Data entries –
******
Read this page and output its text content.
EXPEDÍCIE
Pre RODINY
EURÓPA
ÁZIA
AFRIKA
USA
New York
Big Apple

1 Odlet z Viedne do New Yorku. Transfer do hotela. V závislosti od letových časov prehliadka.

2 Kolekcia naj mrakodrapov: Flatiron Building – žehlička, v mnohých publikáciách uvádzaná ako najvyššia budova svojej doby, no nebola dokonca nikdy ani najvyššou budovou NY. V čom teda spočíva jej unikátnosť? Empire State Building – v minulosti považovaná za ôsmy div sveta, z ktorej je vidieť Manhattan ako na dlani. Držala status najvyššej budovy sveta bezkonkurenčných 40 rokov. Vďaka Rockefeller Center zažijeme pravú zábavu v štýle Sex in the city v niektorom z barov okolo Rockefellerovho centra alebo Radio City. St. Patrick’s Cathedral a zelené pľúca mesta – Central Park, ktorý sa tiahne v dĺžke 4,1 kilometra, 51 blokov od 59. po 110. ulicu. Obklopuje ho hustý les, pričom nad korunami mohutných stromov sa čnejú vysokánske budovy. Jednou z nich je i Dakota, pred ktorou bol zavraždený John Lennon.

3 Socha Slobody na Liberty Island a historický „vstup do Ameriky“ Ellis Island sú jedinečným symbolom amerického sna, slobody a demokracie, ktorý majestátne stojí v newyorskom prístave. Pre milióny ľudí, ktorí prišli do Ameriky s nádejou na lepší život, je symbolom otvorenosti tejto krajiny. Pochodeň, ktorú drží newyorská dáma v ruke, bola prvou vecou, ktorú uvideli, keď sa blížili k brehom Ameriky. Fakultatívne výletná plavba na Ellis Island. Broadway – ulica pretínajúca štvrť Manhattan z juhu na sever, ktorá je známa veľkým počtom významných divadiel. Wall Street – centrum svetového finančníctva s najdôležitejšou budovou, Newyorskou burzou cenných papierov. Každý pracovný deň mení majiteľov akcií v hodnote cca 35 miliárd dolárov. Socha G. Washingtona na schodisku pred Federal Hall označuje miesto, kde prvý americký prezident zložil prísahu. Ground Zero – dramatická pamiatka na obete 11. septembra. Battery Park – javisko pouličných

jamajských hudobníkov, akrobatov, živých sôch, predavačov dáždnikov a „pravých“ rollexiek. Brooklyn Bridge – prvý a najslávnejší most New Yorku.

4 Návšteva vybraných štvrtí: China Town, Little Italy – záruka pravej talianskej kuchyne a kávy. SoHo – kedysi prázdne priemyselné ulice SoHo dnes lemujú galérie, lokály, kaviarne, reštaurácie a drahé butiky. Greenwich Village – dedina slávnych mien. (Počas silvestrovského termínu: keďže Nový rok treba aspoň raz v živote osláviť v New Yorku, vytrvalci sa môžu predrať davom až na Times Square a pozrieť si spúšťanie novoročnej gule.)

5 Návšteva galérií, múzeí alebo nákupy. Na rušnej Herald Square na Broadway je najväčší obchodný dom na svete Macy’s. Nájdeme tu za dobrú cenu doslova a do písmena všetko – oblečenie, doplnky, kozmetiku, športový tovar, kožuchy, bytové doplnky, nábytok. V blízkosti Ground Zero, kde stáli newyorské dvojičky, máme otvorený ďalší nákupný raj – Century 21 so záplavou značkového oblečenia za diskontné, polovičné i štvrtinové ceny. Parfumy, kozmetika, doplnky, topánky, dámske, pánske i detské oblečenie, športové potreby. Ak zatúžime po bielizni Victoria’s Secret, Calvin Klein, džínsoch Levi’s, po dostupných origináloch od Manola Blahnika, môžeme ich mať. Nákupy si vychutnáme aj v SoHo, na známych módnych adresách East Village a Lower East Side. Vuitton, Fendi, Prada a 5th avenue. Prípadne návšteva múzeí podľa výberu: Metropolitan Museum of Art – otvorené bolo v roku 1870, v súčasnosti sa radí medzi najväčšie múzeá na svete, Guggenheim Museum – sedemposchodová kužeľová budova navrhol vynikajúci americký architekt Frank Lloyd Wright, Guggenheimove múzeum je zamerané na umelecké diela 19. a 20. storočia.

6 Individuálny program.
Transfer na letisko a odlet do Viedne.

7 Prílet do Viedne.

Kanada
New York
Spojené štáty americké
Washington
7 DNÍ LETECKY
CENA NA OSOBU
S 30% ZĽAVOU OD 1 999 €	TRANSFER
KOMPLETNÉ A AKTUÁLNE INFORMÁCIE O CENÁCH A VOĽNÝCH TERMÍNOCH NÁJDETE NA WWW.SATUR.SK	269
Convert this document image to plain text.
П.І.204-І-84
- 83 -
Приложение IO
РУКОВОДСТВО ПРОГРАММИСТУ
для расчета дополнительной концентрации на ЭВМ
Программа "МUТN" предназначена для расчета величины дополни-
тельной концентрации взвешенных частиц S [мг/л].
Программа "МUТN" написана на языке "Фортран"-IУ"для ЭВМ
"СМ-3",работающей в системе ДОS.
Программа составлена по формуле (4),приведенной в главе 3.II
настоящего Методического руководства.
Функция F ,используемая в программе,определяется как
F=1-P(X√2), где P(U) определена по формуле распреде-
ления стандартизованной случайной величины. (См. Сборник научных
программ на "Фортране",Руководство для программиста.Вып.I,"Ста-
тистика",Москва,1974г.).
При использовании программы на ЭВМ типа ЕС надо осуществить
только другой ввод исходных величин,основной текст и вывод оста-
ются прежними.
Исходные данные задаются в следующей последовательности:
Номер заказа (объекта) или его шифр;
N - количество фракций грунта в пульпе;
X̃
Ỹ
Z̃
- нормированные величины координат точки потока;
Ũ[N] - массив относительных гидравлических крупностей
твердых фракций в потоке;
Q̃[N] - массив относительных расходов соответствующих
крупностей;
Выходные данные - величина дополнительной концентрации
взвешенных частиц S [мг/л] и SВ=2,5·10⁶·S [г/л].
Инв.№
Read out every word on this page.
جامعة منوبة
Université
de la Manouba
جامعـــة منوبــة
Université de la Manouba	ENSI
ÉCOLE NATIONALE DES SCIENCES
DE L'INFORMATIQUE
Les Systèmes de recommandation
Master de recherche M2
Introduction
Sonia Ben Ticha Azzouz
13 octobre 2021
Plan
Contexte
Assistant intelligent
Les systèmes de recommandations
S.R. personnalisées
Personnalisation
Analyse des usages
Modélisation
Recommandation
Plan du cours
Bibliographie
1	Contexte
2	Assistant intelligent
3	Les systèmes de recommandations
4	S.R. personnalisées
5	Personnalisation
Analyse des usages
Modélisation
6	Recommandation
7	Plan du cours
******
SHORT TASK – Each record should come back exactly as written.

TASK RESPONSE –
Read this page and output its text content.
EXPEDÍCIE
Pre RODINY
EURÓPA
ÁZIA
AFRIKA
USA
New York
Big Apple

1 Odlet z Viedne do New Yorku. Transfer do hotela. V závislosti od letových časov prehliadka.

2 Kolekcia naj mrakodrapov: Flatiron Building – žehlička, v mnohých publikáciách uvádzaná ako najvyššia budova svojej doby, no nebola dokonca nikdy ani najvyššou budovou NY. V čom teda spočíva jej unikátnosť? Empire State Building – v minulosti považovaná za ôsmy div sveta, z ktorej je vidieť Manhattan ako na dlani. Držala status najvyššej budovy sveta bezkonkurenčných 40 rokov. Vďaka Rockefeller Center zažijeme pravú zábavu v štýle Sex in the city v niektorom z barov okolo Rockefellerovho centra alebo Radio City. St. Patrick’s Cathedral a zelené pľúca mesta – Central Park, ktorý sa tiahne v dĺžke 4,1 kilometra, 51 blokov od 59. po 110. ulicu. Obklopuje ho hustý les, pričom nad korunami mohutných stromov sa čnejú vysokánske budovy. Jednou z nich je i Dakota, pred ktorou bol zavraždený John Lennon.

3 Socha Slobody na Liberty Island a historický „vstup do Ameriky“ Ellis Island sú jedinečným symbolom amerického sna, slobody a demokracie, ktorý majestátne stojí v newyorskom prístave. Pre milióny ľudí, ktorí prišli do Ameriky s nádejou na lepší život, je symbolom otvorenosti tejto krajiny. Pochodeň, ktorú drží newyorská dáma v ruke, bola prvou vecou, ktorú uvideli, keď sa blížili k brehom Ameriky. Fakultatívne výletná plavba na Ellis Island. Broadway – ulica pretínajúca štvrť Manhattan z juhu na sever, ktorá je známa veľkým počtom významných divadiel. Wall Street – centrum svetového finančníctva s najdôležitejšou budovou, Newyorskou burzou cenných papierov. Každý pracovný deň mení majiteľov akcií v hodnote cca 35 miliárd dolárov. Socha G. Washingtona na schodisku pred Federal Hall označuje miesto, kde prvý americký prezident zložil prísahu. Ground Zero – dramatická pamiatka na obete 11. septembra. Battery Park – javisko pouličných

jamajských hudobníkov, akrobatov, živých sôch, predavačov dáždnikov a „pravých“ rollexiek. Brooklyn Bridge – prvý a najslávnejší most New Yorku.

4 Návšteva vybraných štvrtí: China Town, Little Italy – záruka pravej talianskej kuchyne a kávy. SoHo – kedysi prázdne priemyselné ulice SoHo dnes lemujú galérie, lokály, kaviarne, reštaurácie a drahé butiky. Greenwich Village – dedina slávnych mien. (Počas silvestrovského termínu: keďže Nový rok treba aspoň raz v živote osláviť v New Yorku, vytrvalci sa môžu predrať davom až na Times Square a pozrieť si spúšťanie novoročnej gule.)

5 Návšteva galérií, múzeí alebo nákupy. Na rušnej Herald Square na Broadway je najväčší obchodný dom na svete Macy’s. Nájdeme tu za dobrú cenu doslova a do písmena všetko – oblečenie, doplnky, kozmetiku, športový tovar, kožuchy, bytové doplnky, nábytok. V blízkosti Ground Zero, kde stáli newyorské dvojičky, máme otvorený ďalší nákupný raj – Century 21 so záplavou značkového oblečenia za diskontné, polovičné i štvrtinové ceny. Parfumy, kozmetika, doplnky, topánky, dámske, pánske i detské oblečenie, športové potreby. Ak zatúžime po bielizni Victoria’s Secret, Calvin Klein, džínsoch Levi’s, po dostupných origináloch od Manola Blahnika, môžeme ich mať. Nákupy si vychutnáme aj v SoHo, na známych módnych adresách East Village a Lower East Side. Vuitton, Fendi, Prada a 5th avenue. Prípadne návšteva múzeí podľa výberu: Metropolitan Museum of Art – otvorené bolo v roku 1870, v súčasnosti sa radí medzi najväčšie múzeá na svete, Guggenheim Museum – sedemposchodová kužeľová budova navrhol vynikajúci americký architekt Frank Lloyd Wright, Guggenheimove múzeum je zamerané na umelecké diela 19. a 20. storočia.

6 Individuálny program.
Transfer na letisko a odlet do Viedne.

7 Prílet do Viedne.

Kanada
New York
Spojené štáty americké
Washington
7 DNÍ LETECKY
CENA NA OSOBU
S 30% ZĽAVOU OD 1 999 €	TRANSFER
KOMPLETNÉ A AKTUÁLNE INFORMÁCIE O CENÁCH A VOĽNÝCH TERMÍNOCH NÁJDETE NA WWW.SATUR.SK	269
Convert this document image to plain text.
П.І.204-І-84
- 83 -
Приложение IO
РУКОВОДСТВО ПРОГРАММИСТУ
для расчета дополнительной концентрации на ЭВМ
Программа "МUТN" предназначена для расчета величины дополни-
тельной концентрации взвешенных частиц S [мг/л].
Программа "МUТN" написана на языке "Фортран"-IУ"для ЭВМ
"СМ-3",работающей в системе ДОS.
Программа составлена по формуле (4),приведенной в главе 3.II
настоящего Методического руководства.
Функция F ,используемая в программе,определяется как
F=1-P(X√2), где P(U) определена по формуле распреде-
ления стандартизованной случайной величины. (См. Сборник научных
программ на "Фортране",Руководство для программиста.Вып.I,"Ста-
тистика",Москва,1974г.).
При использовании программы на ЭВМ типа ЕС надо осуществить
только другой ввод исходных величин,основной текст и вывод оста-
ются прежними.
Исходные данные задаются в следующей последовательности:
Номер заказа (объекта) или его шифр;
N - количество фракций грунта в пульпе;
X̃
Ỹ
Z̃
- нормированные величины координат точки потока;
Ũ[N] - массив относительных гидравлических крупностей
твердых фракций в потоке;
Q̃[N] - массив относительных расходов соответствующих
крупностей;
Выходные данные - величина дополнительной концентрации
взвешенных частиц S [мг/л] и SВ=2,5·10⁶·S [г/л].
Инв.№
Read out every word on this page.
جامعة منوبة
Université
de la Manouba
جامعـــة منوبــة
Université de la Manouba	ENSI
ÉCOLE NATIONALE DES SCIENCES
DE L'INFORMATIQUE
Les Systèmes de recommandation
Master de recherche M2
Introduction
Sonia Ben Ticha Azzouz
13 octobre 2021
Plan
Contexte
Assistant intelligent
Les systèmes de recommandations
S.R. personnalisées
Personnalisation
Analyse des usages
Modélisation
Recommandation
Plan du cours
Bibliographie
1	Contexte
2	Assistant intelligent
3	Les systèmes de recommandations
4	S.R. personnalisées
5	Personnalisation
Analyse des usages
Modélisation
6	Recommandation
7	Plan du cours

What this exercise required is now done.